**Directive**
Set down the material below in full, matching it exactly.
☆ ☆ ☆ ☆ ☆
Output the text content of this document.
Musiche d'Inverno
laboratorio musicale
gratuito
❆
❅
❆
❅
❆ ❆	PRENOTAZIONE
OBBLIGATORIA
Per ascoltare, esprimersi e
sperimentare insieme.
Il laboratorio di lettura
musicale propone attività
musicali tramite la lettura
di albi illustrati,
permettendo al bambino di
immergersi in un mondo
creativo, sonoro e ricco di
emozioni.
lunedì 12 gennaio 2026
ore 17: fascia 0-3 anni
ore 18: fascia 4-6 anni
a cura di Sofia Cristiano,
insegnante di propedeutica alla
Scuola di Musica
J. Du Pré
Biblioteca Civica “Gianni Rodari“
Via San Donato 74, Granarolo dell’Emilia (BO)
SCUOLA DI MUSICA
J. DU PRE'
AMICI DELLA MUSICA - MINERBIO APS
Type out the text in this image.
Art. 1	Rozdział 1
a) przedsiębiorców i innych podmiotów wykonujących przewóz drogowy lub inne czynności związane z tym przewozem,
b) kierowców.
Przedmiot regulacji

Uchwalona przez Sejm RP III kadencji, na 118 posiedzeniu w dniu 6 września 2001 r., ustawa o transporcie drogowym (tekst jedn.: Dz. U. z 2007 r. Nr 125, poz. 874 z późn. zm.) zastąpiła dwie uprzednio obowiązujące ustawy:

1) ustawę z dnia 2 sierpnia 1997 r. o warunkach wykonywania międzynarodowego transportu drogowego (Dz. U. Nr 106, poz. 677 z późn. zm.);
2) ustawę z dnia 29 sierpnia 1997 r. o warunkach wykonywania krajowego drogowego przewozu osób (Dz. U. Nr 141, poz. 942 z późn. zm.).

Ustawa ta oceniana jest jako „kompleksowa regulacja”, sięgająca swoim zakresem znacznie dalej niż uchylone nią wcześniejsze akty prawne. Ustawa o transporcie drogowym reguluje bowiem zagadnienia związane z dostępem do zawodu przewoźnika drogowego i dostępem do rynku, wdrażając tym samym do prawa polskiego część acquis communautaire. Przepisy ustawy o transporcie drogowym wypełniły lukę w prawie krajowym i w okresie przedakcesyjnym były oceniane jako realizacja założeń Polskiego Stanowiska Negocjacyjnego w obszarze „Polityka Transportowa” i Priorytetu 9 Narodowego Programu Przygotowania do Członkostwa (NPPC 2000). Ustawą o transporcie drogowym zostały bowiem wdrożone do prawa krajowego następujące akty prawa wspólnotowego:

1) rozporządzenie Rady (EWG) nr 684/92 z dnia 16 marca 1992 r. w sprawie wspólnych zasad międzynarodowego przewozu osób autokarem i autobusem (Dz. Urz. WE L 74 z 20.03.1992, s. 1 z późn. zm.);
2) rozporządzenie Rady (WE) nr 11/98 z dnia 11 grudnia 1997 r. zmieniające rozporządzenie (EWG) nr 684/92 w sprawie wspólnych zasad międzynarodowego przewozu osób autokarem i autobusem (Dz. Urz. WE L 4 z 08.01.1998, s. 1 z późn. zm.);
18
☆ ☆ ☆ ☆ ☆
**Correct output**
Output the text content of this document.
Musiche d'Inverno
laboratorio musicale
gratuito
❆
❅
❆
❅
❆ ❆	PRENOTAZIONE
OBBLIGATORIA
Per ascoltare, esprimersi e
sperimentare insieme.
Il laboratorio di lettura
musicale propone attività
musicali tramite la lettura
di albi illustrati,
permettendo al bambino di
immergersi in un mondo
creativo, sonoro e ricco di
emozioni.
lunedì 12 gennaio 2026
ore 17: fascia 0-3 anni
ore 18: fascia 4-6 anni
a cura di Sofia Cristiano,
insegnante di propedeutica alla
Scuola di Musica
J. Du Pré
Biblioteca Civica “Gianni Rodari“
Via San Donato 74, Granarolo dell’Emilia (BO)
SCUOLA DI MUSICA
J. DU PRE'
AMICI DELLA MUSICA - MINERBIO APS
Type out the text in this image.
Art. 1	Rozdział 1
a) przedsiębiorców i innych podmiotów wykonujących przewóz drogowy lub inne czynności związane z tym przewozem,
b) kierowców.
Przedmiot regulacji

Uchwalona przez Sejm RP III kadencji, na 118 posiedzeniu w dniu 6 września 2001 r., ustawa o transporcie drogowym (tekst jedn.: Dz. U. z 2007 r. Nr 125, poz. 874 z późn. zm.) zastąpiła dwie uprzednio obowiązujące ustawy:

1) ustawę z dnia 2 sierpnia 1997 r. o warunkach wykonywania międzynarodowego transportu drogowego (Dz. U. Nr 106, poz. 677 z późn. zm.);
2) ustawę z dnia 29 sierpnia 1997 r. o warunkach wykonywania krajowego drogowego przewozu osób (Dz. U. Nr 141, poz. 942 z późn. zm.).

Ustawa ta oceniana jest jako „kompleksowa regulacja”, sięgająca swoim zakresem znacznie dalej niż uchylone nią wcześniejsze akty prawne. Ustawa o transporcie drogowym reguluje bowiem zagadnienia związane z dostępem do zawodu przewoźnika drogowego i dostępem do rynku, wdrażając tym samym do prawa polskiego część acquis communautaire. Przepisy ustawy o transporcie drogowym wypełniły lukę w prawie krajowym i w okresie przedakcesyjnym były oceniane jako realizacja założeń Polskiego Stanowiska Negocjacyjnego w obszarze „Polityka Transportowa” i Priorytetu 9 Narodowego Programu Przygotowania do Członkostwa (NPPC 2000). Ustawą o transporcie drogowym zostały bowiem wdrożone do prawa krajowego następujące akty prawa wspólnotowego:

1) rozporządzenie Rady (EWG) nr 684/92 z dnia 16 marca 1992 r. w sprawie wspólnych zasad międzynarodowego przewozu osób autokarem i autobusem (Dz. Urz. WE L 74 z 20.03.1992, s. 1 z późn. zm.);
2) rozporządzenie Rady (WE) nr 11/98 z dnia 11 grudnia 1997 r. zmieniające rozporządzenie (EWG) nr 684/92 w sprawie wspólnych zasad międzynarodowego przewozu osób autokarem i autobusem (Dz. Urz. WE L 4 z 08.01.1998, s. 1 z późn. zm.);
18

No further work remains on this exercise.